To be done: Where a line holds "поблизости", copy it.

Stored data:
↓
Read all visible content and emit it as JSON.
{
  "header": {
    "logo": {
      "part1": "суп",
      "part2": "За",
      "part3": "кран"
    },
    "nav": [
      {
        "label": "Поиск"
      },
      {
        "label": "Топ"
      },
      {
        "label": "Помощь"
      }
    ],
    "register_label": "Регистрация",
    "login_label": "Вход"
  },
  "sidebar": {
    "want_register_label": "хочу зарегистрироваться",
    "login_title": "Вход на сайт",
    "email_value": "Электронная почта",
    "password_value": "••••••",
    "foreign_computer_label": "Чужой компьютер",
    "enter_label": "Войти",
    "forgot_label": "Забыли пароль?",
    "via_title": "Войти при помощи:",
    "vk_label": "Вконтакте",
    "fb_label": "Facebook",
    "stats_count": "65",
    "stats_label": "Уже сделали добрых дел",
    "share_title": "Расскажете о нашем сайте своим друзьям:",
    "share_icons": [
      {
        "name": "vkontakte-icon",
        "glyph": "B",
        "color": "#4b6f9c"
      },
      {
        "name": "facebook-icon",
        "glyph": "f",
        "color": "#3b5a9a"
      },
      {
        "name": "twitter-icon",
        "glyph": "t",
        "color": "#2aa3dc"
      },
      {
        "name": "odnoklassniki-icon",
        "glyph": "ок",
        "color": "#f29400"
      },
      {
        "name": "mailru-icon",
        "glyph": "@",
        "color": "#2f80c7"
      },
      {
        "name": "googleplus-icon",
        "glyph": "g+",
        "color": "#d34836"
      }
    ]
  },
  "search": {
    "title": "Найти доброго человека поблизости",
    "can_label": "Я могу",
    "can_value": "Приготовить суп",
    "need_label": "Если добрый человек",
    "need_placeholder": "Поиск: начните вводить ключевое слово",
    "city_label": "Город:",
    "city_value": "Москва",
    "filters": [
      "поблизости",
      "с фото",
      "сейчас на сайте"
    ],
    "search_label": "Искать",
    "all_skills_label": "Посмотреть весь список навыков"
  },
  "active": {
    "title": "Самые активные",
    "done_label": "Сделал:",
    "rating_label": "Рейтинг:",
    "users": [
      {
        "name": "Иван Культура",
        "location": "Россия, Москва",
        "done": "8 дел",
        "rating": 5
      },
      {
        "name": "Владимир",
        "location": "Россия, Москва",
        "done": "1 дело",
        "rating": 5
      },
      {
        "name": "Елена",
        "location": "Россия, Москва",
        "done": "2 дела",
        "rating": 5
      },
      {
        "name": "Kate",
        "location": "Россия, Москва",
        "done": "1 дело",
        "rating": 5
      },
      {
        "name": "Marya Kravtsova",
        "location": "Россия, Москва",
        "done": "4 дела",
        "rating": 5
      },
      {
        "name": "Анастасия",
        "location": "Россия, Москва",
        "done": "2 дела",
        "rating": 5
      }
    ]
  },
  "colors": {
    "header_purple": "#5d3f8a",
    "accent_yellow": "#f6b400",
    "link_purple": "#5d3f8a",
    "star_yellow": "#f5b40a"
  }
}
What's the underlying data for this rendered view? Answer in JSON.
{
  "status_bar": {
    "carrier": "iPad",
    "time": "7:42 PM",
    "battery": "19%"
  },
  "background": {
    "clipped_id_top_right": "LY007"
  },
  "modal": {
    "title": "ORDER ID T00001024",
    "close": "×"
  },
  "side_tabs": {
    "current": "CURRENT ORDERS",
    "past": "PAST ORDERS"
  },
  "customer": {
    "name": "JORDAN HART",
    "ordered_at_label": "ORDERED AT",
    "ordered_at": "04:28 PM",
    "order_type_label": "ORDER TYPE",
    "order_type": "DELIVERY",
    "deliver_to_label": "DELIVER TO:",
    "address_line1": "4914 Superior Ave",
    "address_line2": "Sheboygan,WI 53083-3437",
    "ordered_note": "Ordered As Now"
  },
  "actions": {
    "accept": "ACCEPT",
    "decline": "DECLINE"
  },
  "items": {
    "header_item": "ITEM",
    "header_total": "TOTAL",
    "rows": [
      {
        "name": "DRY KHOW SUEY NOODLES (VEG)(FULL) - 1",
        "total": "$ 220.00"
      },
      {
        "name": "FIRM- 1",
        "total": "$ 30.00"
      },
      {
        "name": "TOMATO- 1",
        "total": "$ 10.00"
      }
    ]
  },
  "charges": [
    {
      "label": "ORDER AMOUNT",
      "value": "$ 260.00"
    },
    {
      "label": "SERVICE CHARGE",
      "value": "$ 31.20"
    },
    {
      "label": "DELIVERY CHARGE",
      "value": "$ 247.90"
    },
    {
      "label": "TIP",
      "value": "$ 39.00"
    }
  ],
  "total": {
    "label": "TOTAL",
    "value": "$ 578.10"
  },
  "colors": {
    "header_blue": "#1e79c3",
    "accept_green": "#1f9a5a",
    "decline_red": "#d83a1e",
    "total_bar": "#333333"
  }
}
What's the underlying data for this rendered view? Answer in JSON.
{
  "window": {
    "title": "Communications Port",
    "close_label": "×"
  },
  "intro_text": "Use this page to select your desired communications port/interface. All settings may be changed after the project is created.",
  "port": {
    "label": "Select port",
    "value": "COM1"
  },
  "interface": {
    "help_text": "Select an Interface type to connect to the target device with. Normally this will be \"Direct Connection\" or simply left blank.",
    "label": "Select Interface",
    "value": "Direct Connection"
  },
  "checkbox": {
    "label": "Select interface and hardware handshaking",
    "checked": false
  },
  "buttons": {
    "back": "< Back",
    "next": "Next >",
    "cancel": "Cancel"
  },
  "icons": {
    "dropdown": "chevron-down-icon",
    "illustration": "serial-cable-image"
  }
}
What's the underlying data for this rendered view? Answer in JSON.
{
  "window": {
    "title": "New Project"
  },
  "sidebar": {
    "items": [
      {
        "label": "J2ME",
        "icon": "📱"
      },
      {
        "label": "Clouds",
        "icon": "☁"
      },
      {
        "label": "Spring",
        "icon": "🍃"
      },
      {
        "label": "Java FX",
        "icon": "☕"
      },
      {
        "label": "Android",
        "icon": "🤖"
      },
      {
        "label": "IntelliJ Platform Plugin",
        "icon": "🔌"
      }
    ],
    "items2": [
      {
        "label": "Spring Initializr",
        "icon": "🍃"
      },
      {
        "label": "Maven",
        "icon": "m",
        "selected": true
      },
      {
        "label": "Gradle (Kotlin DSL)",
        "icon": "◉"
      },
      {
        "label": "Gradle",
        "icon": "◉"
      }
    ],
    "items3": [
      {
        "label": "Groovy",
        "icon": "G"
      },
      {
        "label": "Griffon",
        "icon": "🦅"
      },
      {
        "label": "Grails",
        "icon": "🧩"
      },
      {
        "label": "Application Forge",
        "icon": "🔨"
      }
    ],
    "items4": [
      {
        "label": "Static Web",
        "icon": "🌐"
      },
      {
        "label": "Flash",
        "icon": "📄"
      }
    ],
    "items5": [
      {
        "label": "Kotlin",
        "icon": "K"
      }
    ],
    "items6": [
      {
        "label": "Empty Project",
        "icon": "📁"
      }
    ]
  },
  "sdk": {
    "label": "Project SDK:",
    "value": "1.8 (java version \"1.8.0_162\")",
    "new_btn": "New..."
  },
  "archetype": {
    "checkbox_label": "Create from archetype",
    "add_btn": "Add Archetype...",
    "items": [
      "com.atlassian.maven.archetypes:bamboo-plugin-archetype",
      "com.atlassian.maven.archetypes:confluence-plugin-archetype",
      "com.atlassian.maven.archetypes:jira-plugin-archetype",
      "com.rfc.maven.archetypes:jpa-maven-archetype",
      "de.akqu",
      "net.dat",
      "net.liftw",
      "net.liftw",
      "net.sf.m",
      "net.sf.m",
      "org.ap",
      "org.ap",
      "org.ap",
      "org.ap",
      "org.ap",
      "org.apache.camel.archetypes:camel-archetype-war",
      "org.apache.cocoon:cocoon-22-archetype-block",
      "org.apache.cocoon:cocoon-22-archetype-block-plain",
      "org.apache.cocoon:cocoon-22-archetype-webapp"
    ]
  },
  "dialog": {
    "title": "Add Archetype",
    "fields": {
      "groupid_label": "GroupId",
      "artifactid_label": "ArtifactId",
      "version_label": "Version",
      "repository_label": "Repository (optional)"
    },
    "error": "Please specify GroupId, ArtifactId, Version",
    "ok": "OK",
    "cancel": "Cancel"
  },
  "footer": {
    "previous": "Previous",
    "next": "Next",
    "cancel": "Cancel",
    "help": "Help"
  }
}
↑
Complete answer:
    "title": "Найти доброго человека поблизости",
      "поблизости",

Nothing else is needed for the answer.